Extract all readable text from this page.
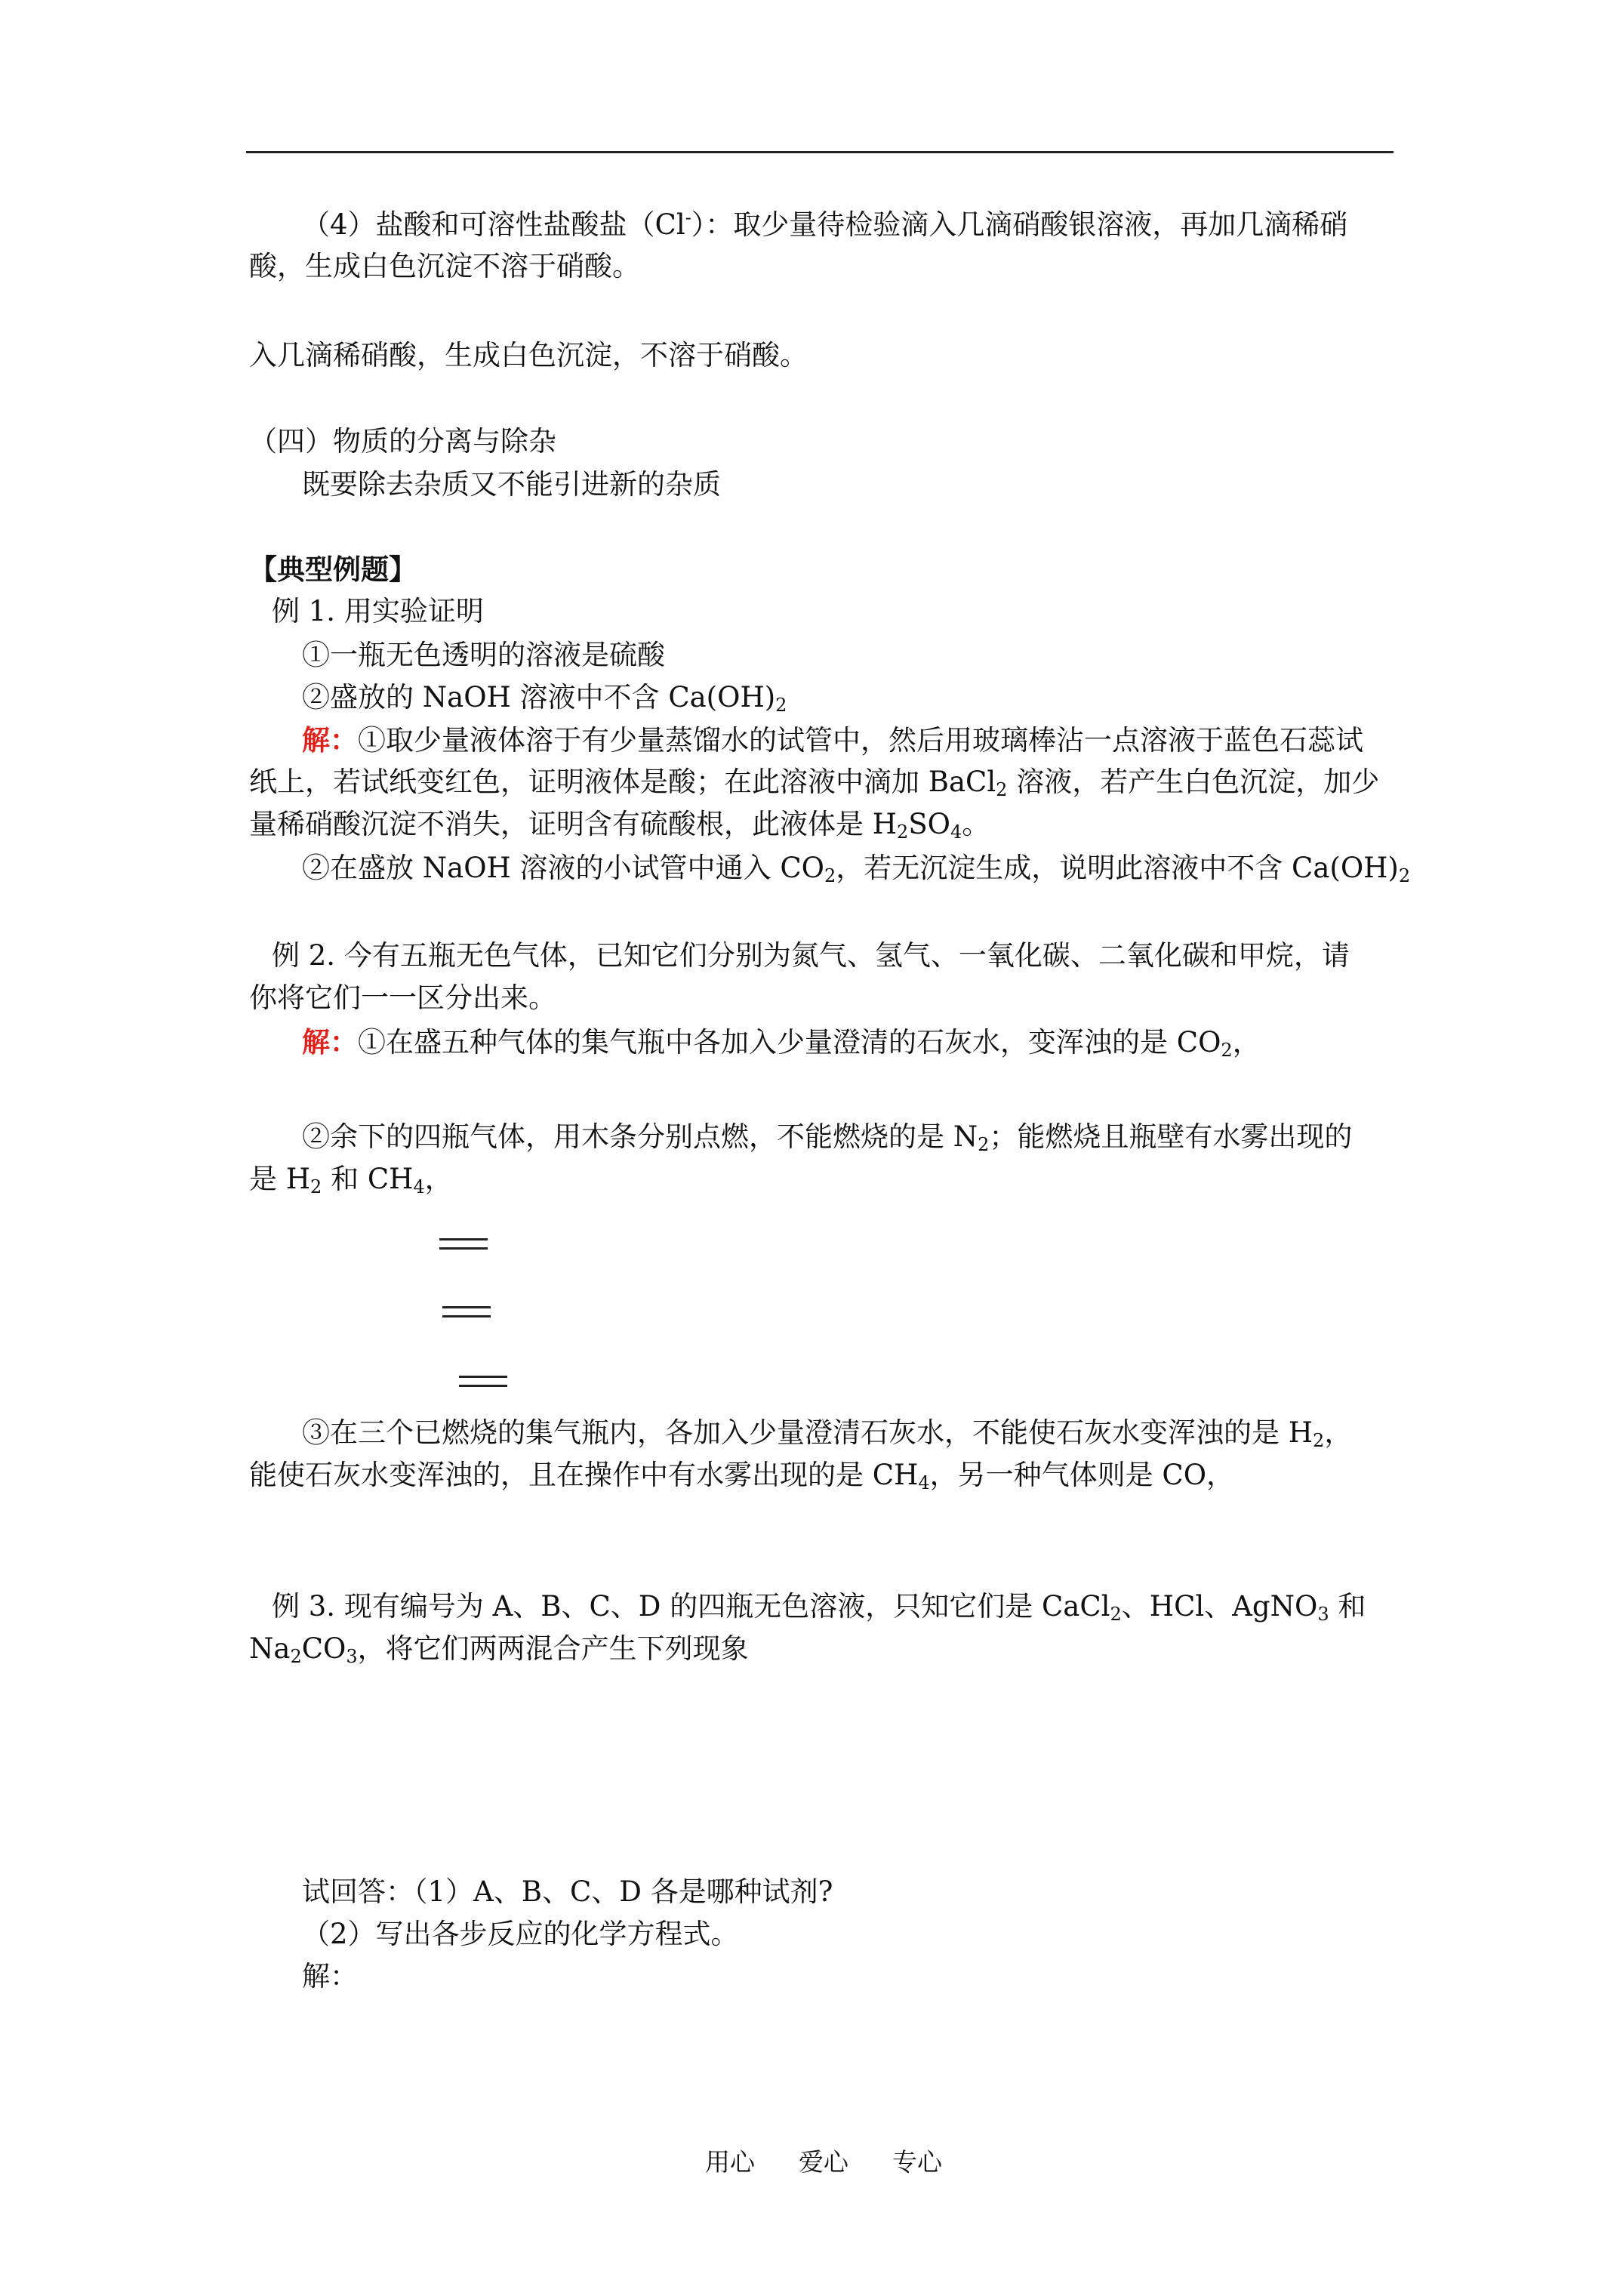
（4）盐酸和可溶性盐酸盐（Cl-）：取少量待检验滴入几滴硝酸银溶液，再加几滴稀硝
酸，生成白色沉淀不溶于硝酸。
入几滴稀硝酸，生成白色沉淀，不溶于硝酸。
（四）物质的分离与除杂
既要除去杂质又不能引进新的杂质
【典型例题】
例 1. 用实验证明
①一瓶无色透明的溶液是硫酸
②盛放的 NaOH 溶液中不含 $Ca(OH)_2$
解：①取少量液体溶于有少量蒸馏水的试管中，然后用玻璃棒沾一点溶液于蓝色石蕊试
纸上，若试纸变红色，证明液体是酸；在此溶液中滴加 BaCl$_2$ 溶液，若产生白色沉淀，加少
量稀硝酸沉淀不消失，证明含有硫酸根，此液体是 $H_2SO_4$。
②在盛放 NaOH 溶液的小试管中通入 $CO_2$，若无沉淀生成，说明此溶液中不含 $Ca(OH)_2$
例 2. 今有五瓶无色气体，已知它们分别为氮气、氢气、一氧化碳、二氧化碳和甲烷，请
你将它们一一区分出来。
解：①在盛五种气体的集气瓶中各加入少量澄清的石灰水，变浑浊的是 $CO_2$，
②余下的四瓶气体，用木条分别点燃，不能燃烧的是 $N_2$；能燃烧且瓶壁有水雾出现的
是 $H_2$ 和 $CH_4$，
③在三个已燃烧的集气瓶内，各加入少量澄清石灰水，不能使石灰水变浑浊的是 $H_2$，
能使石灰水变浑浊的，且在操作中有水雾出现的是 $CH_4$，另一种气体则是 CO，
例 3. 现有编号为 A、B、C、D 的四瓶无色溶液，只知它们是 CaCl$_2$、HCl、AgNO$_3$ 和
$Na_2CO_3$，将它们两两混合产生下列现象
试回答：（1）A、B、C、D 各是哪种试剂?
（2）写出各步反应的化学方程式。
解：
用心 爱心 专心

PROBLEM TO SOLVE: Collect each line above holding the string "NaOH".

SOLUTION TO THE PROBLEM:
②盛放的 NaOH 溶液中不含 $Ca(OH)_2$
②在盛放 NaOH 溶液的小试管中通入 $CO_2$，若无沉淀生成，说明此溶液中不含 $Ca(OH)_2$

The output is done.